-- DIRECTION --
Leave the pictures out and print every record below exactly as it stands.

-- Dataset records --
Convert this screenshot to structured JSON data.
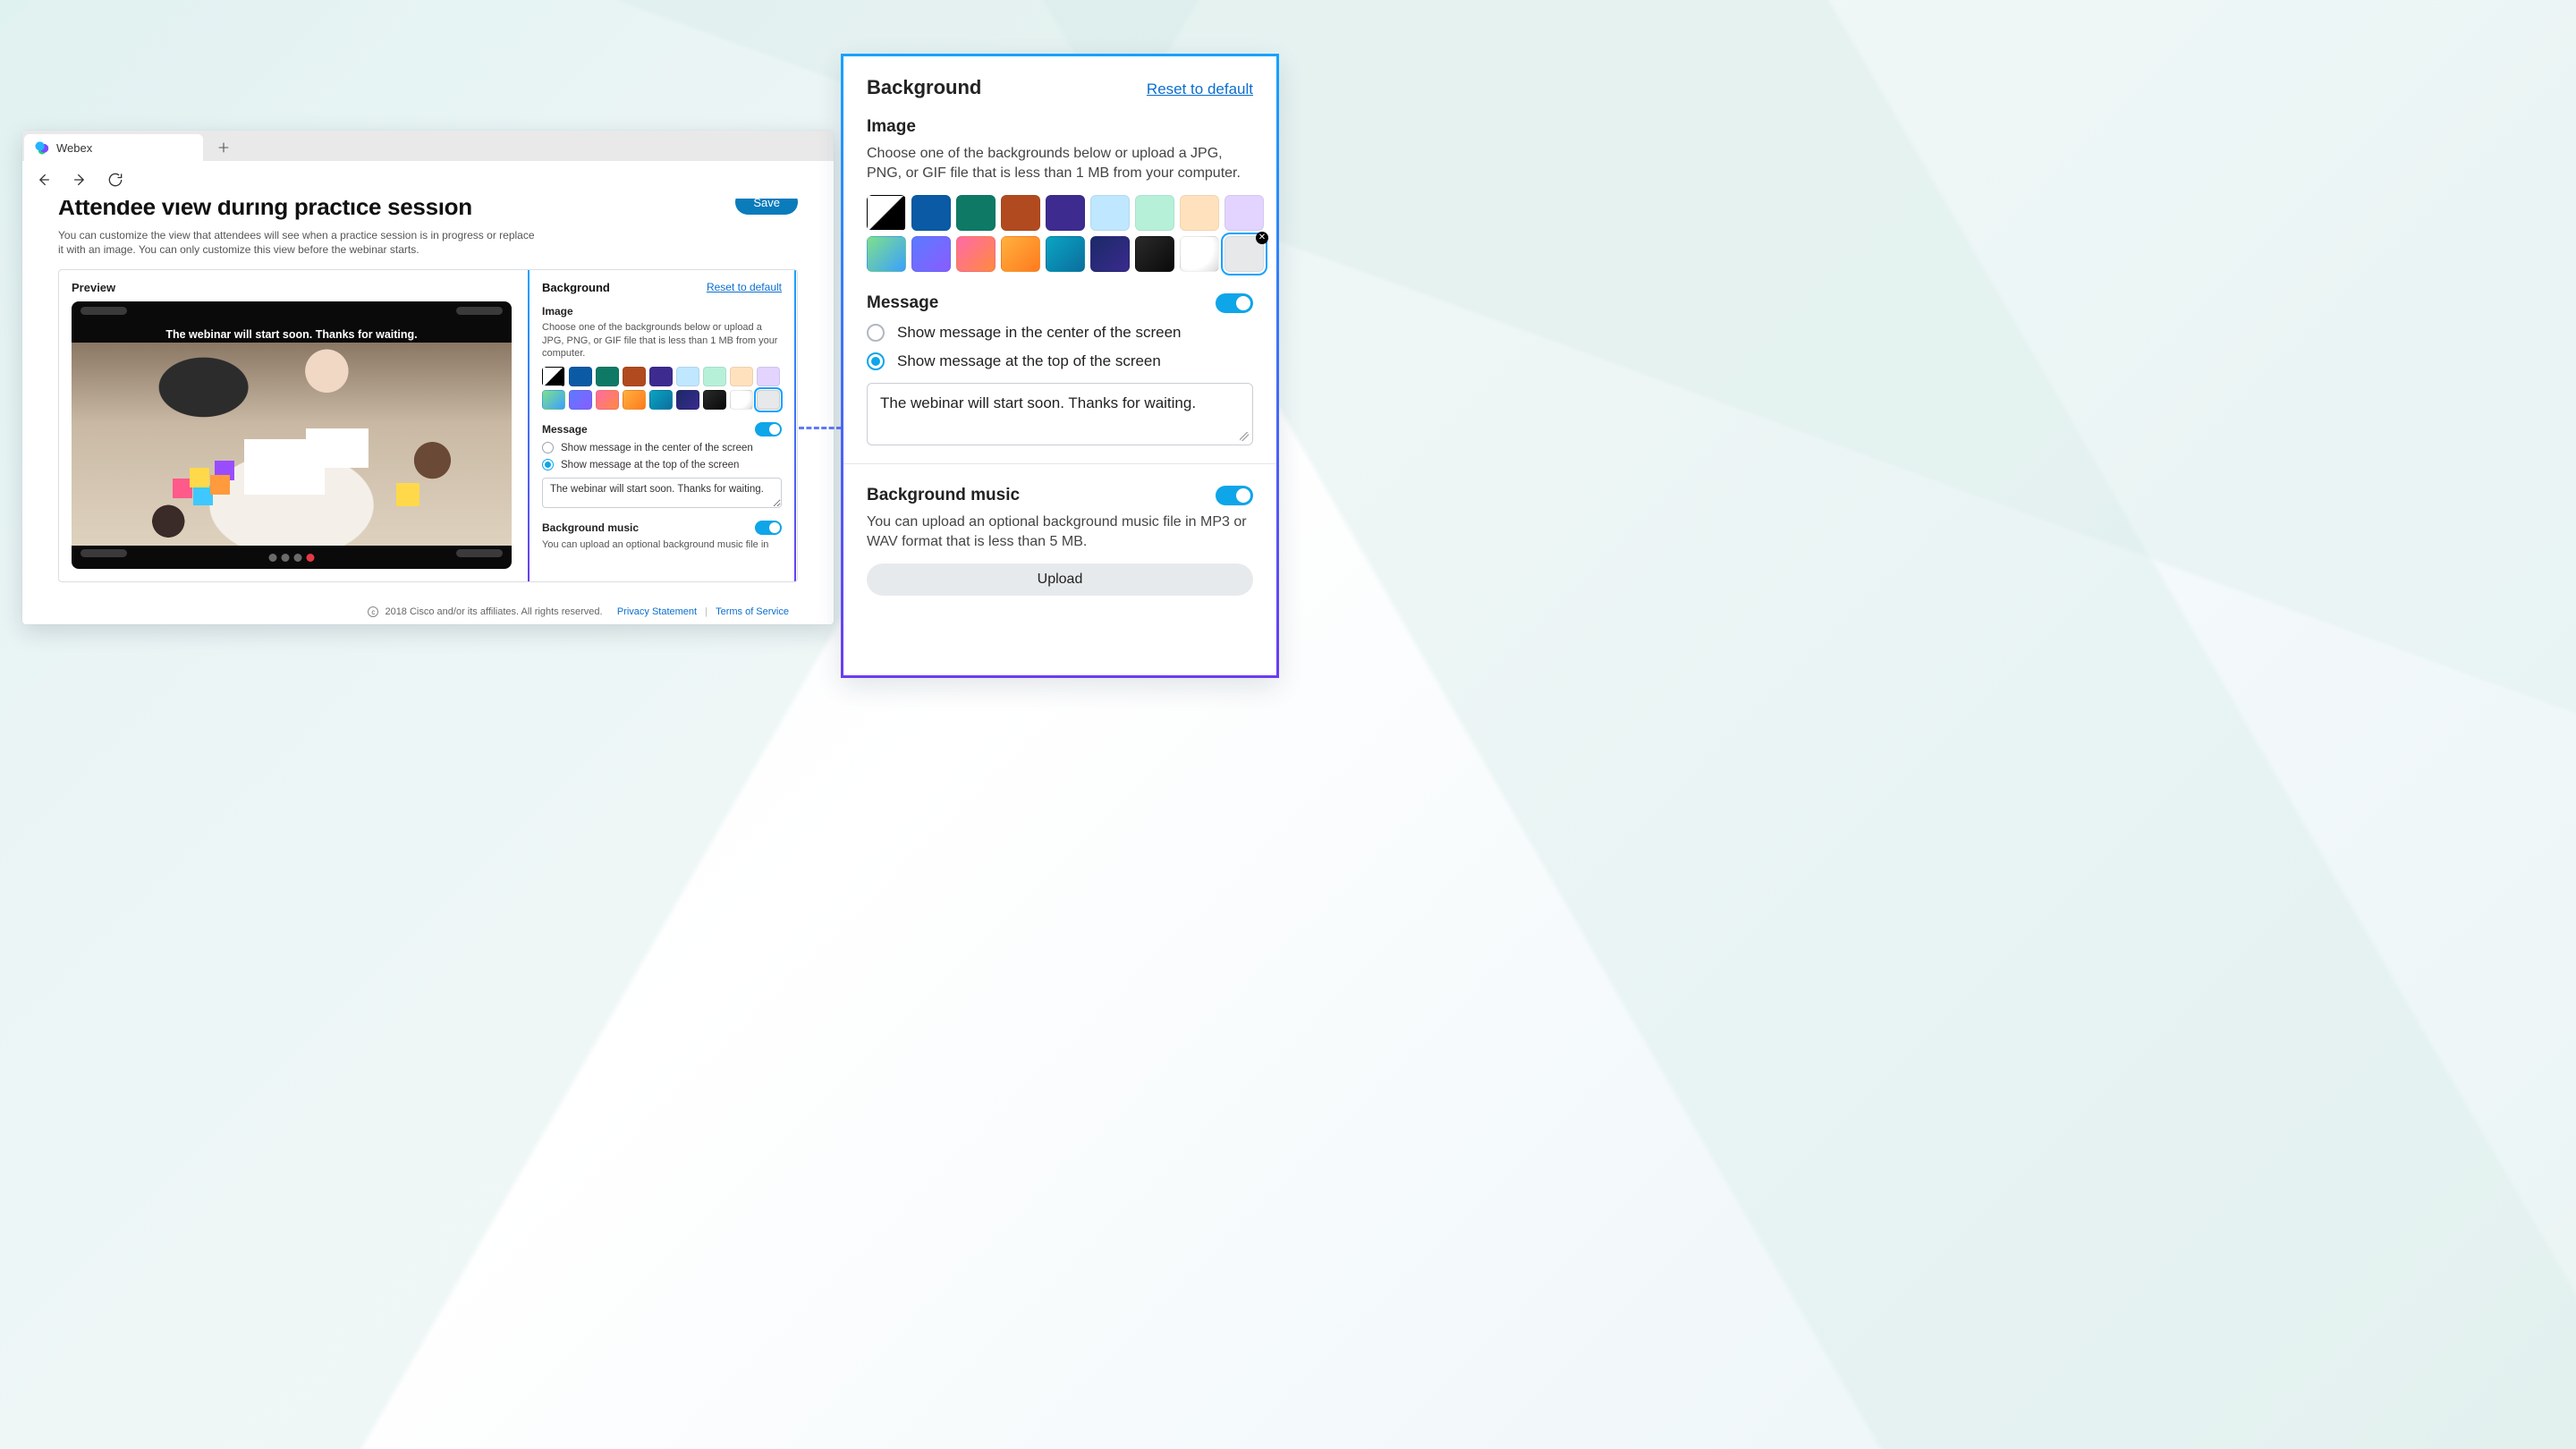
{
  "browser": {
    "tab_title": "Webex"
  },
  "page": {
    "title": "Attendee view during practice session",
    "subtitle": "You can customize the view that attendees will see when a practice session is in progress or replace it with an image. You can only customize this view before the webinar starts.",
    "save_label": "Save",
    "preview_label": "Preview",
    "preview_message": "The webinar will start soon. Thanks for waiting."
  },
  "footer": {
    "copyright": "2018 Cisco and/or its affiliates. All rights reserved.",
    "privacy_label": "Privacy Statement",
    "terms_label": "Terms of Service"
  },
  "panel": {
    "title": "Background",
    "reset_label": "Reset to default",
    "image_section": "Image",
    "image_desc": "Choose one of the backgrounds below or upload a JPG, PNG, or GIF file that is less than 1 MB from your computer.",
    "message_section": "Message",
    "msg_opt_center": "Show message in the center of the screen",
    "msg_opt_top": "Show message at the top of the screen",
    "msg_value": "The webinar will start soon. Thanks for waiting.",
    "music_section": "Background music",
    "music_desc_short": "You can upload an optional background music file in",
    "music_desc_full": "You can upload an optional background music file in MP3 or WAV format that is less than 5 MB.",
    "upload_label": "Upload"
  },
  "swatches": {
    "colors": [
      "diag",
      "#0a5aa5",
      "#0e7a66",
      "#b24a1f",
      "#3d2b8f",
      "#bfe7ff",
      "#b7f0d9",
      "#ffe2bd",
      "#e3d4ff",
      "linear-gradient(135deg,#7fe08a,#3aa0ff)",
      "linear-gradient(135deg,#5a7bff,#8a5cff)",
      "linear-gradient(135deg,#ff6aa9,#ff8a3d)",
      "linear-gradient(135deg,#ffb13d,#ff7a1f)",
      "linear-gradient(135deg,#0aa5c2,#0b6e9e)",
      "linear-gradient(135deg,#1b2a66,#3a2a8f)",
      "linear-gradient(135deg,#2a2a2a,#0a0a0a)",
      "radial-gradient(circle at 30% 30%, #fff 0 60%, #d8d8d8 100%)",
      "#e6e8ea"
    ],
    "selected_index": 17
  }
}
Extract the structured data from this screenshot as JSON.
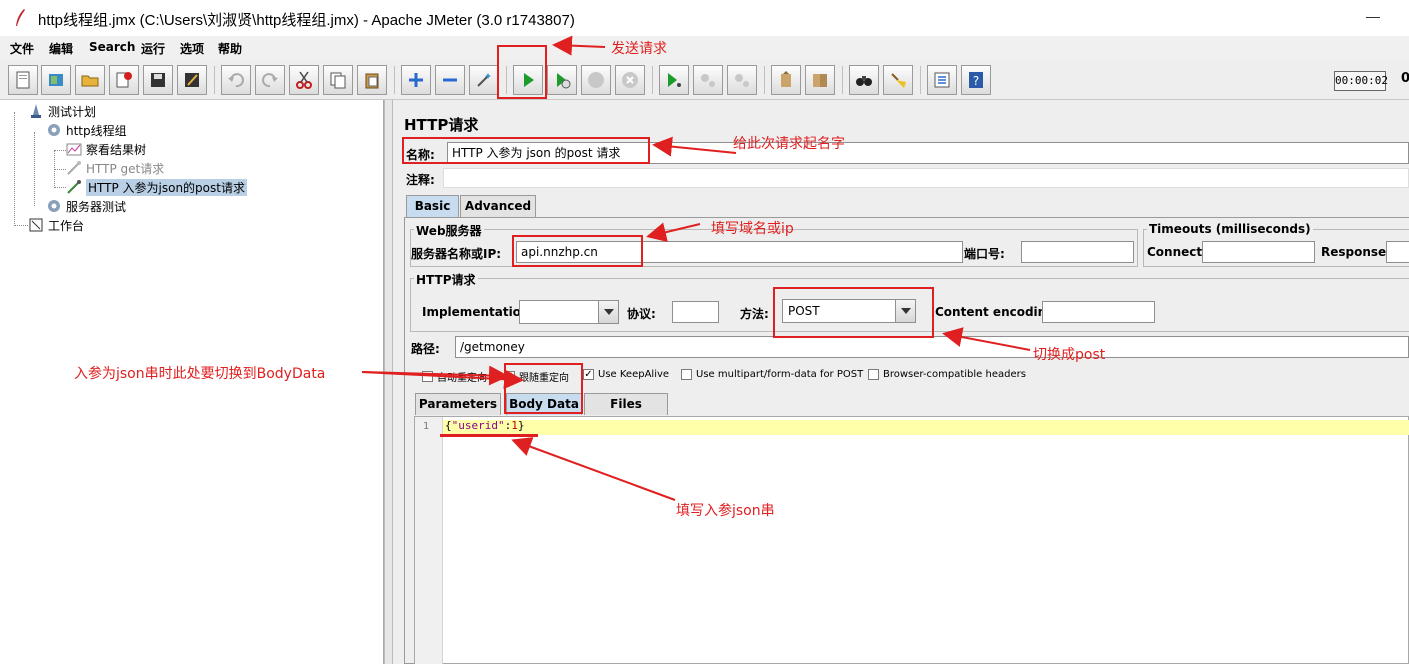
{
  "window": {
    "title": "http线程组.jmx (C:\\Users\\刘淑贤\\http线程组.jmx) - Apache JMeter (3.0 r1743807)"
  },
  "menu": [
    "文件",
    "编辑",
    "Search",
    "运行",
    "选项",
    "帮助"
  ],
  "toolbar": {
    "timer": "00:00:02",
    "trailing_value": "0"
  },
  "tree": {
    "items": [
      {
        "label": "测试计划",
        "icon": "test-plan-icon"
      },
      {
        "label": "http线程组",
        "icon": "gear-icon"
      },
      {
        "label": "察看结果树",
        "icon": "chart-icon"
      },
      {
        "label": "HTTP  get请求",
        "icon": "pipette-icon"
      },
      {
        "label": "HTTP 入参为json的post请求",
        "icon": "pipette-icon"
      },
      {
        "label": "服务器测试",
        "icon": "gear-icon"
      },
      {
        "label": "工作台",
        "icon": "workbench-icon"
      }
    ]
  },
  "form": {
    "panel_title": "HTTP请求",
    "name_label": "名称:",
    "name_value": "HTTP 入参为 json 的post 请求",
    "comment_label": "注释:",
    "tabs": [
      "Basic",
      "Advanced"
    ],
    "web_server_group": "Web服务器",
    "server_label": "服务器名称或IP:",
    "server_value": "api.nnzhp.cn",
    "port_label": "端口号:",
    "timeouts_group": "Timeouts (milliseconds)",
    "connect_label": "Connect:",
    "response_label": "Response:",
    "http_request_group": "HTTP请求",
    "implementation_label": "Implementation:",
    "protocol_label": "协议:",
    "method_label": "方法:",
    "method_value": "POST",
    "content_encoding_label": "Content encoding:",
    "path_label": "路径:",
    "path_value": "/getmoney",
    "checkboxes": [
      {
        "label": "自动重定向",
        "checked": false
      },
      {
        "label": "跟随重定向",
        "checked": true
      },
      {
        "label": "Use KeepAlive",
        "checked": true
      },
      {
        "label": "Use multipart/form-data for POST",
        "checked": false
      },
      {
        "label": "Browser-compatible headers",
        "checked": false
      }
    ],
    "subtabs": [
      "Parameters",
      "Body Data",
      "Files Upload"
    ],
    "active_subtab": "Body Data",
    "body_line_number": "1",
    "body_open": "{",
    "body_key": "\"userid\"",
    "body_colon": ":",
    "body_value": "1",
    "body_close": "}"
  },
  "annotations": {
    "send_request": "发送请求",
    "name_request": "给此次请求起名字",
    "fill_domain": "填写域名或ip",
    "switch_post": "切换成post",
    "switch_bodydata": "入参为json串时此处要切换到BodyData",
    "fill_json": "填写入参json串"
  },
  "colors": {
    "annotation_red": "#e02020",
    "selected_tab": "#c8dcf0",
    "selected_tree_item": "#b8cfe5",
    "current_line": "#ffffaa"
  }
}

-- RESULT --
Convert this screenshot to structured JSON data.
{
  "browser": {
    "tab_title": "Webex"
  },
  "page": {
    "title": "Attendee view during practice session",
    "subtitle": "You can customize the view that attendees will see when a practice session is in progress or replace it with an image. You can only customize this view before the webinar starts.",
    "save_label": "Save",
    "preview_label": "Preview",
    "preview_message": "The webinar will start soon. Thanks for waiting."
  },
  "footer": {
    "copyright": "2018 Cisco and/or its affiliates. All rights reserved.",
    "privacy_label": "Privacy Statement",
    "terms_label": "Terms of Service"
  },
  "panel": {
    "title": "Background",
    "reset_label": "Reset to default",
    "image_section": "Image",
    "image_desc": "Choose one of the backgrounds below or upload a JPG, PNG, or GIF file that is less than 1 MB from your computer.",
    "message_section": "Message",
    "msg_opt_center": "Show message in the center of the screen",
    "msg_opt_top": "Show message at the top of the screen",
    "msg_value": "The webinar will start soon. Thanks for waiting.",
    "music_section": "Background music",
    "music_desc_short": "You can upload an optional background music file in",
    "music_desc_full": "You can upload an optional background music file in MP3 or WAV format that is less than 5 MB.",
    "upload_label": "Upload"
  },
  "swatches": {
    "colors": [
      "diag",
      "#0a5aa5",
      "#0e7a66",
      "#b24a1f",
      "#3d2b8f",
      "#bfe7ff",
      "#b7f0d9",
      "#ffe2bd",
      "#e3d4ff",
      "linear-gradient(135deg,#7fe08a,#3aa0ff)",
      "linear-gradient(135deg,#5a7bff,#8a5cff)",
      "linear-gradient(135deg,#ff6aa9,#ff8a3d)",
      "linear-gradient(135deg,#ffb13d,#ff7a1f)",
      "linear-gradient(135deg,#0aa5c2,#0b6e9e)",
      "linear-gradient(135deg,#1b2a66,#3a2a8f)",
      "linear-gradient(135deg,#2a2a2a,#0a0a0a)",
      "radial-gradient(circle at 30% 30%, #fff 0 60%, #d8d8d8 100%)",
      "#e6e8ea"
    ],
    "selected_index": 17
  }
}
Extract the structured data from this screenshot as JSON.
{
  "window": {
    "title": "http线程组.jmx (C:\\Users\\刘淑贤\\http线程组.jmx) - Apache JMeter (3.0 r1743807)"
  },
  "menu": [
    "文件",
    "编辑",
    "Search",
    "运行",
    "选项",
    "帮助"
  ],
  "toolbar": {
    "timer": "00:00:02",
    "trailing_value": "0"
  },
  "tree": {
    "items": [
      {
        "label": "测试计划",
        "icon": "test-plan-icon"
      },
      {
        "label": "http线程组",
        "icon": "gear-icon"
      },
      {
        "label": "察看结果树",
        "icon": "chart-icon"
      },
      {
        "label": "HTTP  get请求",
        "icon": "pipette-icon"
      },
      {
        "label": "HTTP 入参为json的post请求",
        "icon": "pipette-icon"
      },
      {
        "label": "服务器测试",
        "icon": "gear-icon"
      },
      {
        "label": "工作台",
        "icon": "workbench-icon"
      }
    ]
  },
  "form": {
    "panel_title": "HTTP请求",
    "name_label": "名称:",
    "name_value": "HTTP 入参为 json 的post 请求",
    "comment_label": "注释:",
    "tabs": [
      "Basic",
      "Advanced"
    ],
    "web_server_group": "Web服务器",
    "server_label": "服务器名称或IP:",
    "server_value": "api.nnzhp.cn",
    "port_label": "端口号:",
    "timeouts_group": "Timeouts (milliseconds)",
    "connect_label": "Connect:",
    "response_label": "Response:",
    "http_request_group": "HTTP请求",
    "implementation_label": "Implementation:",
    "protocol_label": "协议:",
    "method_label": "方法:",
    "method_value": "POST",
    "content_encoding_label": "Content encoding:",
    "path_label": "路径:",
    "path_value": "/getmoney",
    "checkboxes": [
      {
        "label": "自动重定向",
        "checked": false
      },
      {
        "label": "跟随重定向",
        "checked": true
      },
      {
        "label": "Use KeepAlive",
        "checked": true
      },
      {
        "label": "Use multipart/form-data for POST",
        "checked": false
      },
      {
        "label": "Browser-compatible headers",
        "checked": false
      }
    ],
    "subtabs": [
      "Parameters",
      "Body Data",
      "Files Upload"
    ],
    "active_subtab": "Body Data",
    "body_line_number": "1",
    "body_open": "{",
    "body_key": "\"userid\"",
    "body_colon": ":",
    "body_value": "1",
    "body_close": "}"
  },
  "annotations": {
    "send_request": "发送请求",
    "name_request": "给此次请求起名字",
    "fill_domain": "填写域名或ip",
    "switch_post": "切换成post",
    "switch_bodydata": "入参为json串时此处要切换到BodyData",
    "fill_json": "填写入参json串"
  },
  "colors": {
    "annotation_red": "#e02020",
    "selected_tab": "#c8dcf0",
    "selected_tree_item": "#b8cfe5",
    "current_line": "#ffffaa"
  }
}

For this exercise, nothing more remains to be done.